Contact Alison

Teaching

Recorders in snow; photo credit Colin SavageSince 1999 Alison has been on the teaching faculty at the Oberlin College Conservatory of Music, home to one of the very few Historical Performance programs in North America. As Assistant Professor of Recorder, she teaches all students whose major is the recorder, coaches Renaissance recorder consorts and Baroque ensembles, and co-teaches performance practice courses. Oberlin offers Bachelor’s and Master's degrees in Historical Performance. 

Alison is also on the teaching faculty at the University of Toronto's Faculty of Music, where she currently teaches traverso, recorder, and seminar classes on early flute literature and repertoire to students in the Master’s and DMA programs. She is also regularly sought out by modern woodwind students for coaching in Baroque style and performance practice. Alison is available as a teacher to any recorder or traverso player interested in the Master’s program run jointly by the Faculty of Music and Tafelmusik Baroque Orchestra.

In the past she has taught at the Glenn Gould School, University of Western Ontario, Wilfrid Laurier University, London’s Royal College of Music, and the Allgemeine Schule of the Schola Cantorum Basiliensis, Basel, CH.

Her private students in traverso, recorder and/or Baroque performance practice have included a wide range of players including members of the Toronto and Niagara Symphonies.

[Source records]

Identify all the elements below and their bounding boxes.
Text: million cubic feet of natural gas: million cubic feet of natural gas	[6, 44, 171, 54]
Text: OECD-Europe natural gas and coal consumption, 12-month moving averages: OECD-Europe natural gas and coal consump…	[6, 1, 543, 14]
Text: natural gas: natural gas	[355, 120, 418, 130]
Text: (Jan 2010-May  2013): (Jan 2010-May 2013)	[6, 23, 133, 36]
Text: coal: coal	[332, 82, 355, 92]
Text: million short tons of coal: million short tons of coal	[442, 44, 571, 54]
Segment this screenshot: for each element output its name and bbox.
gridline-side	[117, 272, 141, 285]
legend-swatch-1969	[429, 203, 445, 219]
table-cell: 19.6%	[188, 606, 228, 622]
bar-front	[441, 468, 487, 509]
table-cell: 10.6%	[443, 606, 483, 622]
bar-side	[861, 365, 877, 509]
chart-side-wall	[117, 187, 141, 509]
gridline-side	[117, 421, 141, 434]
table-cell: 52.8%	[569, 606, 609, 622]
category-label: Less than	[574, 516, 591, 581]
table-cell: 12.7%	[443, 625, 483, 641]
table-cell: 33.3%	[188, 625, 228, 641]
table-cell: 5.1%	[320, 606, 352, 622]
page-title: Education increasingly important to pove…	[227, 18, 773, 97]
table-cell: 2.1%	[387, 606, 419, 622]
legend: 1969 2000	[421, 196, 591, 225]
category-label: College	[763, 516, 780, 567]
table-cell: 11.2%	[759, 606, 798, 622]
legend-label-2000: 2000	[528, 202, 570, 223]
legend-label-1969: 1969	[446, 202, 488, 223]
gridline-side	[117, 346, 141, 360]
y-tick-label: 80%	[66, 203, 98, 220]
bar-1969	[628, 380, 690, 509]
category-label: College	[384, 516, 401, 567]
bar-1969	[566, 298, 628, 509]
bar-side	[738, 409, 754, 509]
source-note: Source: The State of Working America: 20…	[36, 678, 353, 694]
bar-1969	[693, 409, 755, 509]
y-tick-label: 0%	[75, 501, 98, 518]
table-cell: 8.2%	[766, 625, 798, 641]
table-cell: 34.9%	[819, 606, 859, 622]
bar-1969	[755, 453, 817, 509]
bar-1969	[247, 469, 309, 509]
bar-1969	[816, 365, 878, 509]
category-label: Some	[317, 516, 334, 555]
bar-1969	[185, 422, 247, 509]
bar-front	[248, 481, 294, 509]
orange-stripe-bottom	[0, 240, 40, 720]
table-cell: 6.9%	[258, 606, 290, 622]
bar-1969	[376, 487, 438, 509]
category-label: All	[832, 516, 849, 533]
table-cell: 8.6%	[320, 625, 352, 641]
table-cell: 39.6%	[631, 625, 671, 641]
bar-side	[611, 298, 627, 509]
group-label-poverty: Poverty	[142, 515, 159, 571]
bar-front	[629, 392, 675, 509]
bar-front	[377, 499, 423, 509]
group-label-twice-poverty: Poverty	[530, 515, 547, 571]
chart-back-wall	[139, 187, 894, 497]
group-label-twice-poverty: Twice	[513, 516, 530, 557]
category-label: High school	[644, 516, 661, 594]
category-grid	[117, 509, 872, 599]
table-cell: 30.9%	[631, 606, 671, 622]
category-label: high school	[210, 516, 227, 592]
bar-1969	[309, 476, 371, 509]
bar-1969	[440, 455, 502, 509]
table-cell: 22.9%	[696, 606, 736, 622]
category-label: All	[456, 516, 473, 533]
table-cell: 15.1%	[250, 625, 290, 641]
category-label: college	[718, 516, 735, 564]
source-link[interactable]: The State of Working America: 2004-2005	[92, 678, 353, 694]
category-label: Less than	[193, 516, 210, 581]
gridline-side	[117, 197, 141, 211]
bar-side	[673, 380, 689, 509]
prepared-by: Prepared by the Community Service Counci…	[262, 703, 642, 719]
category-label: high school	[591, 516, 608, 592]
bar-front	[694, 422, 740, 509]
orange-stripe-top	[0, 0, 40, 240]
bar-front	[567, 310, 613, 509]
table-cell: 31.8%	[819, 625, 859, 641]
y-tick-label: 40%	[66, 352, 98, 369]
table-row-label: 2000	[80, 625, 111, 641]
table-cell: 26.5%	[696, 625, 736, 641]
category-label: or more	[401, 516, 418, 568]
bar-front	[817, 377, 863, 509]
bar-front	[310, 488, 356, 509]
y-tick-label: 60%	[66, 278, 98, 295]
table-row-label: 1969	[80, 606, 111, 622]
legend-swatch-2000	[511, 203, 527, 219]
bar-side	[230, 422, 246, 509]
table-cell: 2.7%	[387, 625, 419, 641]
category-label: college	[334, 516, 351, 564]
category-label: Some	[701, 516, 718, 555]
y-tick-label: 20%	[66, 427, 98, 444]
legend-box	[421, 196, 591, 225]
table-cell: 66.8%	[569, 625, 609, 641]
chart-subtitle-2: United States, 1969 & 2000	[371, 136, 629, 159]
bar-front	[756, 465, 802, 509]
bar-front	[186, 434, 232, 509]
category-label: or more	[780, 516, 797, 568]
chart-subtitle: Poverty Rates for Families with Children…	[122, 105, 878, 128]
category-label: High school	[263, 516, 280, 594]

> **Tasks**
• a. According to the text about Alison's teaching, since what year has she been on the teaching faculty at the Oberlin College Conservatory of Music?
• b. Decide whether each statement agrees with the text about Alison's teaching, answering yes or no and quoting the deciding words: (i) Oberlin offers Bachelor's and Master's degrees in Historical Performance. (ii) At the University of Toronto, Alison teaches students in the Bachelor's program. (iii) Alison has taught at London's Royal College of Music in the past.
• c. Translate this sentence from the text about Alison's teaching into Spanish: "She is also regularly sought out by modern woodwind students for coaching in Baroque style and performance practice."
The lines are not needed for any of the work here.

> **Answers given**
• a. Since 1999.

• b.
(i) Yes: "Oberlin offers Bachelor’s and Master's degrees in Historical Performance."
(ii) No: "to students in the Master’s and DMA programs"
(iii) Yes: "In the past she has taught at the Glenn Gould School, University of Western Ontario, Wilfrid Laurier University, London’s Royal College of Music"

• c. Además, estudiantes de instrumentos modernos de viento madera la buscan con regularidad para recibir asesoramiento en estilo barroco y práctica interpretativa.